- **DATA FOR THIS TASK**
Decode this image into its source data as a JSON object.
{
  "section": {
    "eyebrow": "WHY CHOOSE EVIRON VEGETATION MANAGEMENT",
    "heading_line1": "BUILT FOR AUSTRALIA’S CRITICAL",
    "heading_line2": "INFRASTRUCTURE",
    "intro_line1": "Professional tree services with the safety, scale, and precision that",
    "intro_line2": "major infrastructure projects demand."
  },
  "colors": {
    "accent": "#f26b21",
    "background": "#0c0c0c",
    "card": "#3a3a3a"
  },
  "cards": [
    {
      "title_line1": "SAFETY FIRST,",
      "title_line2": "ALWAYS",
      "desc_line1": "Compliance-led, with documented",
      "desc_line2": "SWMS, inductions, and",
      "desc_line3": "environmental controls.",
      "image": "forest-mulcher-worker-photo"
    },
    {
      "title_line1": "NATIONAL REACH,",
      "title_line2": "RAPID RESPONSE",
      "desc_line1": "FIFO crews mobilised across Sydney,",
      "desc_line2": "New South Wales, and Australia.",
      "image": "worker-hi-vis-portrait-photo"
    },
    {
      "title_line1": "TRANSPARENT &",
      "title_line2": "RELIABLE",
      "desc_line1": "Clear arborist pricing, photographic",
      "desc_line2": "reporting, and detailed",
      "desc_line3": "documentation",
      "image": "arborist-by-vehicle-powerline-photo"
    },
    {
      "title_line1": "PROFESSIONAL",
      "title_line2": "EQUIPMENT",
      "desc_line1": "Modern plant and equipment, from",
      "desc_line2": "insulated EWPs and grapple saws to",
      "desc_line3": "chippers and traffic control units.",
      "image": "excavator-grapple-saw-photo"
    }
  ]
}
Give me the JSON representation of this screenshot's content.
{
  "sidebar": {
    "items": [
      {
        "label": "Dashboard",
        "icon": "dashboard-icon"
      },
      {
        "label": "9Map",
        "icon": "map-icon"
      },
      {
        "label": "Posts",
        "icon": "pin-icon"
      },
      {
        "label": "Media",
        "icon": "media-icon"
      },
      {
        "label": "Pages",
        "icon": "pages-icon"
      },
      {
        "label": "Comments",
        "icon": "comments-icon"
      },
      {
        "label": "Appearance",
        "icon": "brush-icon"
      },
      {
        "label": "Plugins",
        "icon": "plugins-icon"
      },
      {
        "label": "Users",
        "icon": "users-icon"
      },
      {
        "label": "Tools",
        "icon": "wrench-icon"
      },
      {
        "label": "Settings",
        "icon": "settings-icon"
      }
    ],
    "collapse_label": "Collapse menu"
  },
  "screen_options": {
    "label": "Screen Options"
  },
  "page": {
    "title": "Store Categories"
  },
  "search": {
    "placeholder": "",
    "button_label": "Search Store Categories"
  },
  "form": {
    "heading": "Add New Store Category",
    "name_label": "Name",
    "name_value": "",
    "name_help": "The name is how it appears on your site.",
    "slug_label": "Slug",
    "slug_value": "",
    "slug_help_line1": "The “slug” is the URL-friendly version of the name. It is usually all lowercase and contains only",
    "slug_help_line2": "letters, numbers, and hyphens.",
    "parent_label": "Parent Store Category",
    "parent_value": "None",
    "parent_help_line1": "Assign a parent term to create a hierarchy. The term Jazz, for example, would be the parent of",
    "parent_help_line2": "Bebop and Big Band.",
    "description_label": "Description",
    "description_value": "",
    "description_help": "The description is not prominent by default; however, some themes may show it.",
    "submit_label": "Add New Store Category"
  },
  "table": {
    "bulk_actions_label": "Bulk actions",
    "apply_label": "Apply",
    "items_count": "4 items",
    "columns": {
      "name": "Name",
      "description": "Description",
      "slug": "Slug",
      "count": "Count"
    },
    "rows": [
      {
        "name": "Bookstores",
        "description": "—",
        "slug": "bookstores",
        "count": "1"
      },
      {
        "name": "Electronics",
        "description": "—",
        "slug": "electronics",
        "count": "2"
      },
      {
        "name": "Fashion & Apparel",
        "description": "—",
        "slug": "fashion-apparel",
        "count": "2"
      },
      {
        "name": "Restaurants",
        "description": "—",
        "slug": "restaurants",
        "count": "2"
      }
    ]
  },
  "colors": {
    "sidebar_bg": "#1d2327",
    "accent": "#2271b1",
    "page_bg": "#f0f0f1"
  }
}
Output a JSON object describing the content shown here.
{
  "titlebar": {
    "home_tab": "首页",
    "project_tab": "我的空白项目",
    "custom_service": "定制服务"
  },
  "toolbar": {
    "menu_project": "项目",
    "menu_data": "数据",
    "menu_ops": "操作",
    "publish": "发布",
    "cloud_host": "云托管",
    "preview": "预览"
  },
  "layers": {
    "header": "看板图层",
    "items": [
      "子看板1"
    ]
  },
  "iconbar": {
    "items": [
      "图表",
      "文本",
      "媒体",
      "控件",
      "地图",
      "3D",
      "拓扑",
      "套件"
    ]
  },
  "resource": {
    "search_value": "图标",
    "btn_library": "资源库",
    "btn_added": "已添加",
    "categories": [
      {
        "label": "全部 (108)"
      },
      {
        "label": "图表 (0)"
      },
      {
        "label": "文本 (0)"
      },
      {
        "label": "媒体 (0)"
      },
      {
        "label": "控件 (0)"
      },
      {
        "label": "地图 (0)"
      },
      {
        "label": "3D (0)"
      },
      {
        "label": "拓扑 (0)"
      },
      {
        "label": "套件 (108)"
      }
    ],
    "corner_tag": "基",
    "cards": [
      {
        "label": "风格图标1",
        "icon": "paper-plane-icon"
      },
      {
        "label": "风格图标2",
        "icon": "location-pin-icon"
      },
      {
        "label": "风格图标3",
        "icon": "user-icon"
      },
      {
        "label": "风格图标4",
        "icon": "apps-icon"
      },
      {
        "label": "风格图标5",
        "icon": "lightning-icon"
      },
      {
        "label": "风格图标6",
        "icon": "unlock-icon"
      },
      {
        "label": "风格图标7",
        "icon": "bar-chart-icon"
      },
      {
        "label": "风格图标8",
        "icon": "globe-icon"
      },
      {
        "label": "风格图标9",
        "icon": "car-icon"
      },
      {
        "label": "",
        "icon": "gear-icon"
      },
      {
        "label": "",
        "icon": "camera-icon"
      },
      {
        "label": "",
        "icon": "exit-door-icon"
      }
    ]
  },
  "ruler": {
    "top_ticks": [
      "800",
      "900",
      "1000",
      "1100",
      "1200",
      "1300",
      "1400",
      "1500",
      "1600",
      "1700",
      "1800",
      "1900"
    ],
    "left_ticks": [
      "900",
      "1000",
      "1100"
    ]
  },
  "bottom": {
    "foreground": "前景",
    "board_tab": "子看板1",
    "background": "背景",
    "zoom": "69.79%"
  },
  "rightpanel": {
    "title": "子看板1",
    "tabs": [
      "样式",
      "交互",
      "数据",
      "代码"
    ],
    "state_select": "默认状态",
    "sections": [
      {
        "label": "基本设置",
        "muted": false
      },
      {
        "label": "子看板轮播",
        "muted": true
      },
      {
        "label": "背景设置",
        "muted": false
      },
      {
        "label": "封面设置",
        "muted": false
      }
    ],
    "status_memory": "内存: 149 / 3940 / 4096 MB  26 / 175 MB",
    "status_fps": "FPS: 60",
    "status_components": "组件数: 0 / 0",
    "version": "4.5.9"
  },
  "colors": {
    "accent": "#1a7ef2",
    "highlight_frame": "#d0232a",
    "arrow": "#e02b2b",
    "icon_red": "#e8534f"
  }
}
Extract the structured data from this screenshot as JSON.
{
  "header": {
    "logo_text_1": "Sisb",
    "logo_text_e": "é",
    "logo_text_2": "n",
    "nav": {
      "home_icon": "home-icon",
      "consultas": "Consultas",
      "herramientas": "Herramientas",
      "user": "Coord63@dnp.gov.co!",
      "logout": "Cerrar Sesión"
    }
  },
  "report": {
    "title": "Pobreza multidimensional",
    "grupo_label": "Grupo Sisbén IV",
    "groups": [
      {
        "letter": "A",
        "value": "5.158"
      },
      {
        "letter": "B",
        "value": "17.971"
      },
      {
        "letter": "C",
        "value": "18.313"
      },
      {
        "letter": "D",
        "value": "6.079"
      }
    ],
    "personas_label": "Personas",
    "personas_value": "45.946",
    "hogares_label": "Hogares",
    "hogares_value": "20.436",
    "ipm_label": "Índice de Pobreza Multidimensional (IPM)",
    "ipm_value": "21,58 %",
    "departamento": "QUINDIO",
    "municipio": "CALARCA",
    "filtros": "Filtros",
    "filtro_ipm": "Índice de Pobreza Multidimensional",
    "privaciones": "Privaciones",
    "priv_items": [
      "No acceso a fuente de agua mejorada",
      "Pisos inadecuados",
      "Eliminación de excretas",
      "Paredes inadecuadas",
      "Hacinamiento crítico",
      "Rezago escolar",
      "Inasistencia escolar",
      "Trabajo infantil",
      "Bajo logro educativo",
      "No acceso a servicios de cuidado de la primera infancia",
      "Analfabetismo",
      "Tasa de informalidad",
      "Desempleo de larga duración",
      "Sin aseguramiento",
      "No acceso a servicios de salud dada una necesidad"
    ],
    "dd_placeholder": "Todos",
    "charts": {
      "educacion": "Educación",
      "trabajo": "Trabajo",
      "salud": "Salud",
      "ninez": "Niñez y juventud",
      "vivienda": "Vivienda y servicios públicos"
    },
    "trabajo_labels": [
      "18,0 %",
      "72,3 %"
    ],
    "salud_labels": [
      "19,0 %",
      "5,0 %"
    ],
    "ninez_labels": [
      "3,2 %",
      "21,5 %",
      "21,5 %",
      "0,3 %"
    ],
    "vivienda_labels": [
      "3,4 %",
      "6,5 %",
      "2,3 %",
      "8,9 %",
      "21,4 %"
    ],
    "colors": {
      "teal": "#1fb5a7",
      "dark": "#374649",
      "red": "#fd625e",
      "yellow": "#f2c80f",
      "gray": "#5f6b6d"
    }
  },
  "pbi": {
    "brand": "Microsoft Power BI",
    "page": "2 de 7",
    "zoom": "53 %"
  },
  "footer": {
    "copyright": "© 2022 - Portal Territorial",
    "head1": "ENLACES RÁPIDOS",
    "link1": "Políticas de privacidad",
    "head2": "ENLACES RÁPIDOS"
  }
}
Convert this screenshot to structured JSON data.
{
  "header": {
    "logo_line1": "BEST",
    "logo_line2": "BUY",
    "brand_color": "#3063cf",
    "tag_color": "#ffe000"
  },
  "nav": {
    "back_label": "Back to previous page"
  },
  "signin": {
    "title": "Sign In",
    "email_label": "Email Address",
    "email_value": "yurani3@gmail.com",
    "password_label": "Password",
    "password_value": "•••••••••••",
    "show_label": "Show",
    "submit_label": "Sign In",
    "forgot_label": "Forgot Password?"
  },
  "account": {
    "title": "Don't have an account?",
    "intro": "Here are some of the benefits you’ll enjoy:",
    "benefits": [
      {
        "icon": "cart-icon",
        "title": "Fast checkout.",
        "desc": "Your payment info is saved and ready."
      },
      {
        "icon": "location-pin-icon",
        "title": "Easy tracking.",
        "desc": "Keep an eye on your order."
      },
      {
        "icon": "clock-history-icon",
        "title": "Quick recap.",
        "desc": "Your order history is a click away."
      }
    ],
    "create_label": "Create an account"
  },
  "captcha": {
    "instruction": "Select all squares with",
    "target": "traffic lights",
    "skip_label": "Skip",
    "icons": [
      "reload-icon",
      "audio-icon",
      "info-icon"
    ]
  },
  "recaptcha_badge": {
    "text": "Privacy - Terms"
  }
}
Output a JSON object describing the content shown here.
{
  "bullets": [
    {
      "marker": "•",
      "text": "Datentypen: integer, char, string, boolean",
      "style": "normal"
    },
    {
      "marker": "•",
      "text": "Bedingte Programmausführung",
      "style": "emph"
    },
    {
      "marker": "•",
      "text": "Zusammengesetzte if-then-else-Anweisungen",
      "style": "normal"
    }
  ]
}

- **THE PROBLEM**
Say how many lines in this listing hold the string "RÁPIDOS", giving the count and nothing more.

- **CORRECT OUTPUT**
2